[Data extracted from a collection]
--- start ---
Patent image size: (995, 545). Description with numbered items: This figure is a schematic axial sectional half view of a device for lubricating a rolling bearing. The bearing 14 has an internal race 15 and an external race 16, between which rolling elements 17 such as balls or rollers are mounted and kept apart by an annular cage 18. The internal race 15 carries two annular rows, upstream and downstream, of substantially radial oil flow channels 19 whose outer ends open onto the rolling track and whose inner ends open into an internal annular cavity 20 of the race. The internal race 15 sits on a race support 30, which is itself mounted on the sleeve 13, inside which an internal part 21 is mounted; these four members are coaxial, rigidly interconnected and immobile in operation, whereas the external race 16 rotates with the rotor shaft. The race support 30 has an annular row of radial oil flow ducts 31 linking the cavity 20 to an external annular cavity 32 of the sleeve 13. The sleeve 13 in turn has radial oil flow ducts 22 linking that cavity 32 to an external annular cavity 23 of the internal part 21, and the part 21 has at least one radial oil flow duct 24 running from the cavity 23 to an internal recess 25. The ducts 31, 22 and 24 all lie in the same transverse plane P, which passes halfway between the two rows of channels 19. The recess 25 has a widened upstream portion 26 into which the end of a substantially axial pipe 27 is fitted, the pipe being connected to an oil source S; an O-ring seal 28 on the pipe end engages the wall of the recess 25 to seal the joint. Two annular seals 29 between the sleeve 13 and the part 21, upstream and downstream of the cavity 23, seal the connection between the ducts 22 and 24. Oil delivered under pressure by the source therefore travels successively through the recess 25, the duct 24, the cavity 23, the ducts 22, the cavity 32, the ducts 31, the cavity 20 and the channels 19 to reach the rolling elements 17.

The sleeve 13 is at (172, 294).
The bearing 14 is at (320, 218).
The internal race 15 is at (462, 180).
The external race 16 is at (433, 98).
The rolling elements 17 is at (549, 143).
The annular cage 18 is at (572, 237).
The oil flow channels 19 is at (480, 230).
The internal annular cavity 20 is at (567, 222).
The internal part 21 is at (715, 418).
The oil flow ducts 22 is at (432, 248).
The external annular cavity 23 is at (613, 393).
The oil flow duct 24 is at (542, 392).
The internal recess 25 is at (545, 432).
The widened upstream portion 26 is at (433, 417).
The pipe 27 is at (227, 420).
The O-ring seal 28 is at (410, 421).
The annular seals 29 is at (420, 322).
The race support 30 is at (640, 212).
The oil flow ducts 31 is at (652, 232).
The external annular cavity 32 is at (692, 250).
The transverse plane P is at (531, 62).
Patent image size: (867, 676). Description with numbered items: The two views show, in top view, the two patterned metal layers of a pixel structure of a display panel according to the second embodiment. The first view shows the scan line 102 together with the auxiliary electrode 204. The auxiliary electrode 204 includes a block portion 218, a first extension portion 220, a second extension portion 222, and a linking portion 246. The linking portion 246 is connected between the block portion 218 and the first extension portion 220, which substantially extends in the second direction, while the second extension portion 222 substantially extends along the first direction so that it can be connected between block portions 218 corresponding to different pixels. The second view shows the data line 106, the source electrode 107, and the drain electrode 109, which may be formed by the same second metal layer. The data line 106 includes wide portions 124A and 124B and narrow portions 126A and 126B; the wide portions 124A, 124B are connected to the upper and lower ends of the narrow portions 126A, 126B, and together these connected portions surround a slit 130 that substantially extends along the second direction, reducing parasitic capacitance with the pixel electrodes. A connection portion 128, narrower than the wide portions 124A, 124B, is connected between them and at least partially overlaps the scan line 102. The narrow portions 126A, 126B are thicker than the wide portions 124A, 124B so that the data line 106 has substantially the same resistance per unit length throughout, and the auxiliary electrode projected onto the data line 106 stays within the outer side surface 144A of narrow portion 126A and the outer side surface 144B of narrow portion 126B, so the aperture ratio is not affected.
--- end ---
--- start ---
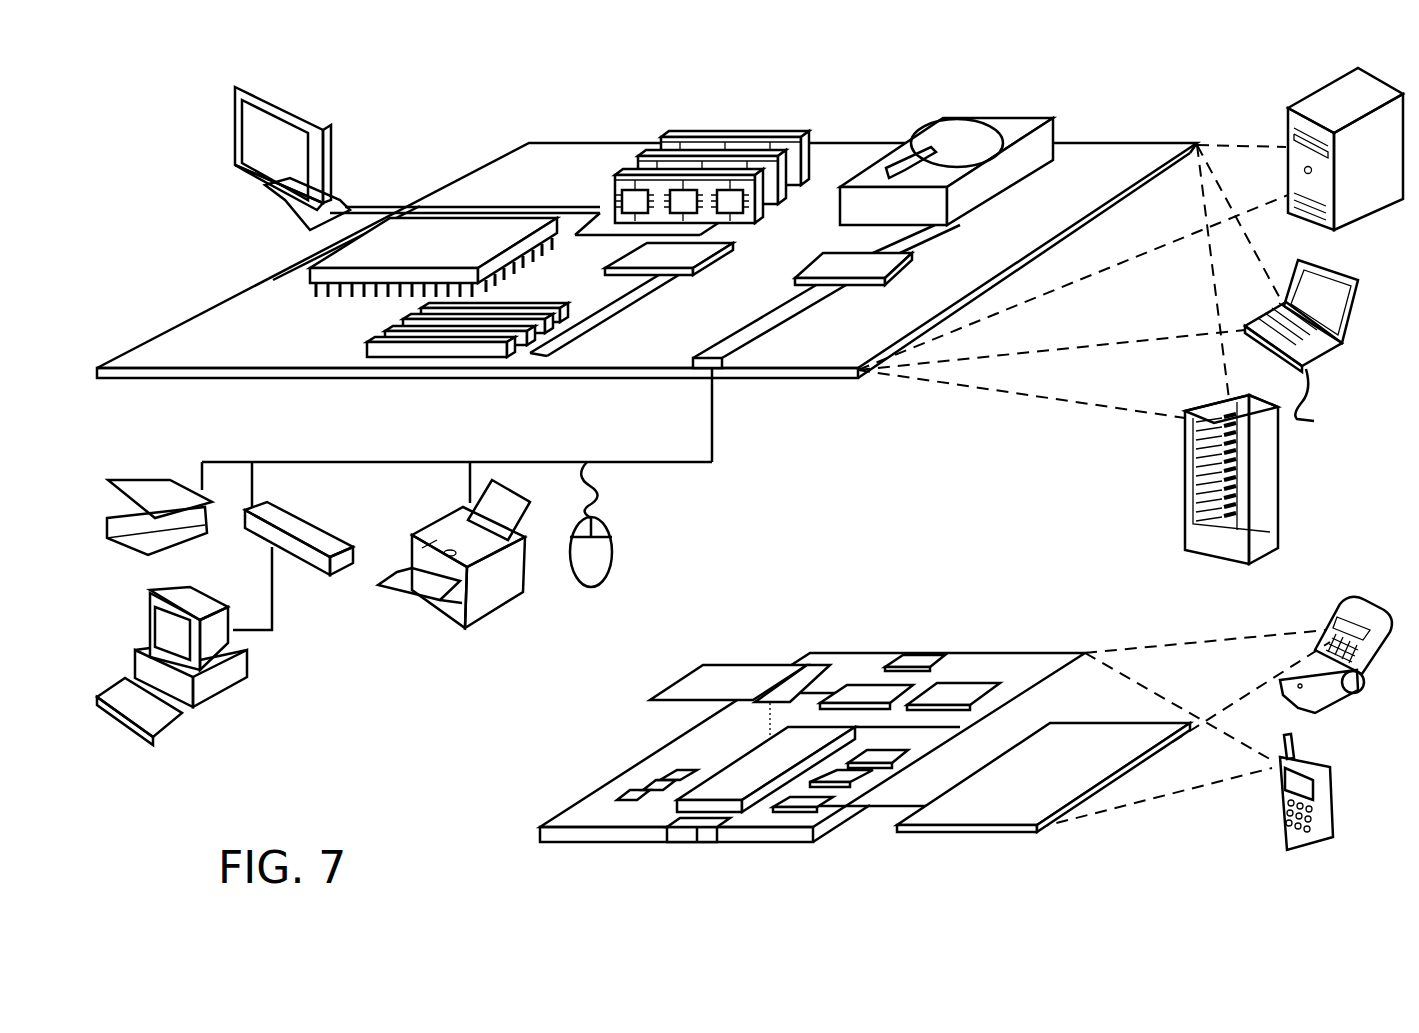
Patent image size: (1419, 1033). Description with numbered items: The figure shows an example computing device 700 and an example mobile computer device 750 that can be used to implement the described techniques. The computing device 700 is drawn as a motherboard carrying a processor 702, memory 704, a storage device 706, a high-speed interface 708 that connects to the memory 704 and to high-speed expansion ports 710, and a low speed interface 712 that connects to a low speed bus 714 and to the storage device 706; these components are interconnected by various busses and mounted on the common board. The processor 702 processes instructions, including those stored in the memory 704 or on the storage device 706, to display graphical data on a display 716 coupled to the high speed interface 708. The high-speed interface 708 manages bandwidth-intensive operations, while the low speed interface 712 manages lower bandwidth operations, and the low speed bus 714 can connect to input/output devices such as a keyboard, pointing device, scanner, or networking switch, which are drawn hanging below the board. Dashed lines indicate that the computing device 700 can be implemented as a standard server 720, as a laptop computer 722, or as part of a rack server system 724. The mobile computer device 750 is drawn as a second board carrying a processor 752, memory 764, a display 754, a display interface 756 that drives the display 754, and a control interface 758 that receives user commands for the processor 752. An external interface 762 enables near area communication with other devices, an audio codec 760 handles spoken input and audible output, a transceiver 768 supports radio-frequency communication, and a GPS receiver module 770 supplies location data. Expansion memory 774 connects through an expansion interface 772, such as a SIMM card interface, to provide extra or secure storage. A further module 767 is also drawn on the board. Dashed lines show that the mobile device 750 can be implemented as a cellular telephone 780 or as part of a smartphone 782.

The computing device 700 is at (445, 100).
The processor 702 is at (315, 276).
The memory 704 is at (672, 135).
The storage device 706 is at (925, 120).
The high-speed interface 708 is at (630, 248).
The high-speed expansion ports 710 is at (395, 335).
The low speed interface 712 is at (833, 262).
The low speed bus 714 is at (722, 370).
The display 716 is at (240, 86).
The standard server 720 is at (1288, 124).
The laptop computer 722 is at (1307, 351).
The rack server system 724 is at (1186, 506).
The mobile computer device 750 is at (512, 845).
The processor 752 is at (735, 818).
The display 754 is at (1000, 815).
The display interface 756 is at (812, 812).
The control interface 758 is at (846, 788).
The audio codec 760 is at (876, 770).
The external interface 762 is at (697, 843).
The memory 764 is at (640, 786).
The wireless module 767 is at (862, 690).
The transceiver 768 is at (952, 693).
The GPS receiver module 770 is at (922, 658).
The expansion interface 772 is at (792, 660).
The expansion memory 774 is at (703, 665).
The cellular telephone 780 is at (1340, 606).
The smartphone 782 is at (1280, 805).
--- end ---
Give the lines again, from the line with "Patent image size: (995, 545)." up to and including the line with "The oil flow ducts 22 is at (432, 248).", renaming "lubricating" to "oiling" and leaving everything else unchanged.

**Exercise result**
Patent image size: (995, 545). Description with numbered items: This figure is a schematic axial sectional half view of a device for oiling a rolling bearing. The bearing 14 has an internal race 15 and an external race 16, between which rolling elements 17 such as balls or rollers are mounted and kept apart by an annular cage 18. The internal race 15 carries two annular rows, upstream and downstream, of substantially radial oil flow channels 19 whose outer ends open onto the rolling track and whose inner ends open into an internal annular cavity 20 of the race. The internal race 15 sits on a race support 30, which is itself mounted on the sleeve 13, inside which an internal part 21 is mounted; these four members are coaxial, rigidly interconnected and immobile in operation, whereas the external race 16 rotates with the rotor shaft. The race support 30 has an annular row of radial oil flow ducts 31 linking the cavity 20 to an external annular cavity 32 of the sleeve 13. The sleeve 13 in turn has radial oil flow ducts 22 linking that cavity 32 to an external annular cavity 23 of the internal part 21, and the part 21 has at least one radial oil flow duct 24 running from the cavity 23 to an internal recess 25. The ducts 31, 22 and 24 all lie in the same transverse plane P, which passes halfway between the two rows of channels 19. The recess 25 has a widened upstream portion 26 into which the end of a substantially axial pipe 27 is fitted, the pipe being connected to an oil source S; an O-ring seal 28 on the pipe end engages the wall of the recess 25 to seal the joint. Two annular seals 29 between the sleeve 13 and the part 21, upstream and downstream of the cavity 23, seal the connection between the ducts 22 and 24. Oil delivered under pressure by the source therefore travels successively through the recess 25, the duct 24, the cavity 23, the ducts 22, the cavity 32, the ducts 31, the cavity 20 and the channels 19 to reach the rolling elements 17.

The sleeve 13 is at (172, 294).
The bearing 14 is at (320, 218).
The internal race 15 is at (462, 180).
The external race 16 is at (433, 98).
The rolling elements 17 is at (549, 143).
The annular cage 18 is at (572, 237).
The oil flow channels 19 is at (480, 230).
The internal annular cavity 20 is at (567, 222).
The internal part 21 is at (715, 418).
The oil flow ducts 22 is at (432, 248).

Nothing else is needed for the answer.